* _Action item_: Transcribe all records below exactly, without images.

* _Extracted records_:
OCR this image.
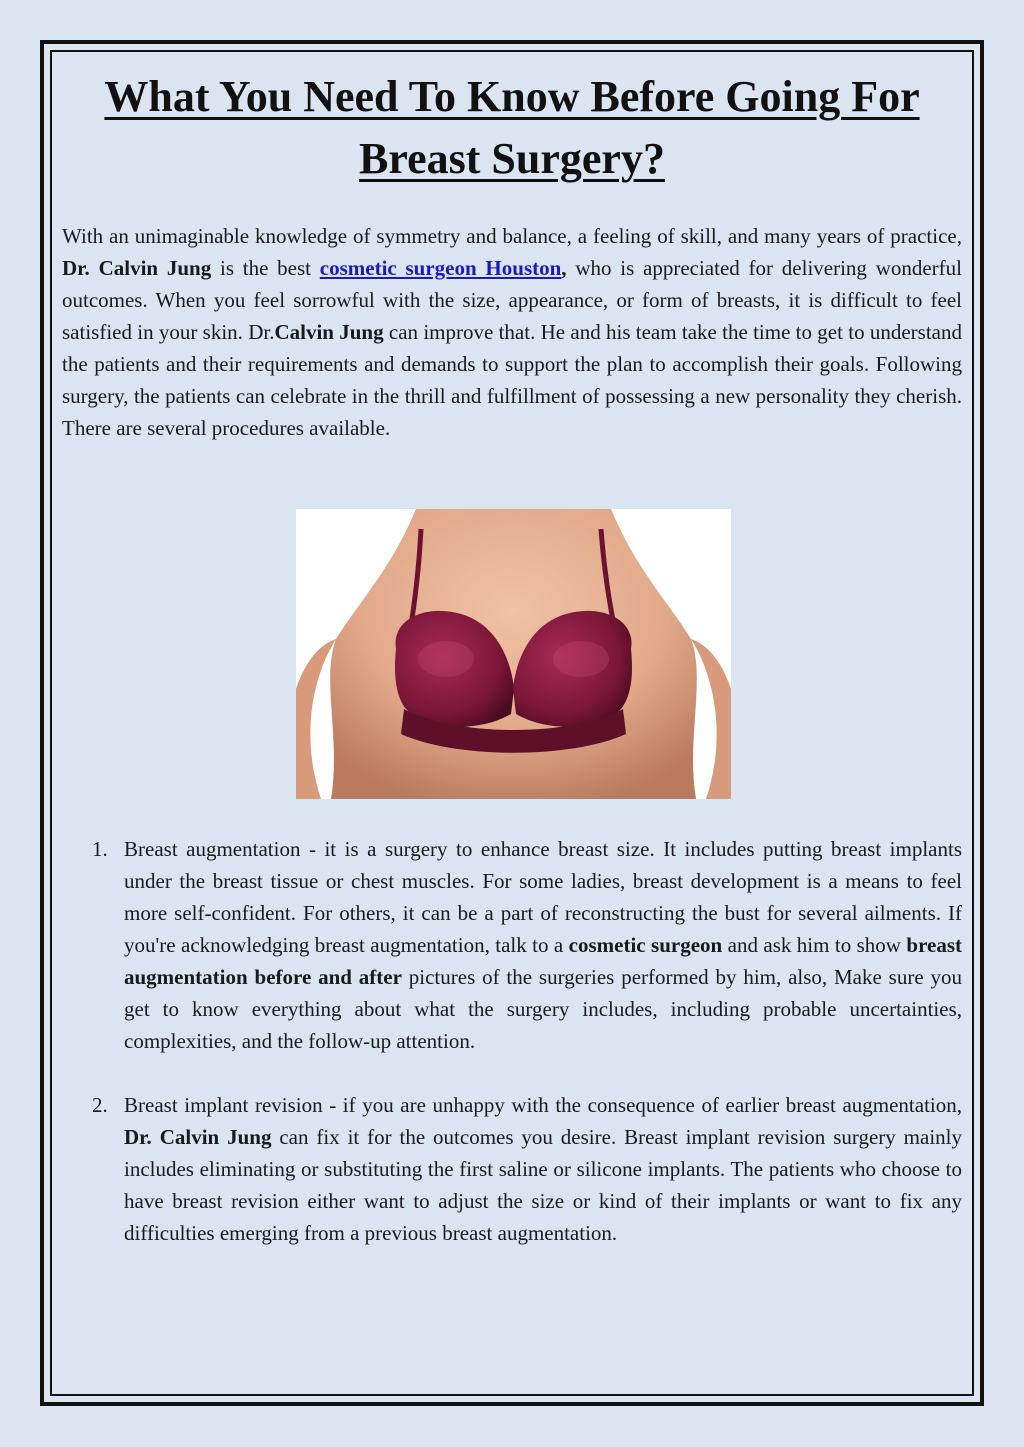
What You Need To Know Before Going For Breast Surgery?

With an unimaginable knowledge of symmetry and balance, a feeling of skill, and many years of practice, Dr. Calvin Jung is the best cosmetic surgeon Houston, who is appreciated for delivering wonderful outcomes. When you feel sorrowful with the size, appearance, or form of breasts, it is difficult to feel satisfied in your skin. Dr.Calvin Jung can improve that. He and his team take the time to get to understand the patients and their requirements and demands to support the plan to accomplish their goals. Following surgery, the patients can celebrate in the thrill and fulfillment of possessing a new personality they cherish. There are several procedures available.

1. Breast augmentation - it is a surgery to enhance breast size. It includes putting breast implants under the breast tissue or chest muscles. For some ladies, breast development is a means to feel more self-confident. For others, it can be a part of reconstructing the bust for several ailments. If you're acknowledging breast augmentation, talk to a cosmetic surgeon and ask him to show breast augmentation before and after pictures of the surgeries performed by him, also, Make sure you get to know everything about what the surgery includes, including probable uncertainties, complexities, and the follow-up attention.
2. Breast implant revision - if you are unhappy with the consequence of earlier breast augmentation, Dr. Calvin Jung can fix it for the outcomes you desire. Breast implant revision surgery mainly includes eliminating or substituting the first saline or silicone implants. The patients who choose to have breast revision either want to adjust the size or kind of their implants or want to fix any difficulties emerging from a previous breast augmentation.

* _Expected answer_:
OCR this image.
What You Need To Know Before Going For Breast Surgery?

With an unimaginable knowledge of symmetry and balance, a feeling of skill, and many years of practice, Dr. Calvin Jung is the best cosmetic surgeon Houston, who is appreciated for delivering wonderful outcomes. When you feel sorrowful with the size, appearance, or form of breasts, it is difficult to feel satisfied in your skin. Dr.Calvin Jung can improve that. He and his team take the time to get to understand the patients and their requirements and demands to support the plan to accomplish their goals. Following surgery, the patients can celebrate in the thrill and fulfillment of possessing a new personality they cherish. There are several procedures available.

1. Breast augmentation - it is a surgery to enhance breast size. It includes putting breast implants under the breast tissue or chest muscles. For some ladies, breast development is a means to feel more self-confident. For others, it can be a part of reconstructing the bust for several ailments. If you're acknowledging breast augmentation, talk to a cosmetic surgeon and ask him to show breast augmentation before and after pictures of the surgeries performed by him, also, Make sure you get to know everything about what the surgery includes, including probable uncertainties, complexities, and the follow-up attention.
2. Breast implant revision - if you are unhappy with the consequence of earlier breast augmentation, Dr. Calvin Jung can fix it for the outcomes you desire. Breast implant revision surgery mainly includes eliminating or substituting the first saline or silicone implants. The patients who choose to have breast revision either want to adjust the size or kind of their implants or want to fix any difficulties emerging from a previous breast augmentation.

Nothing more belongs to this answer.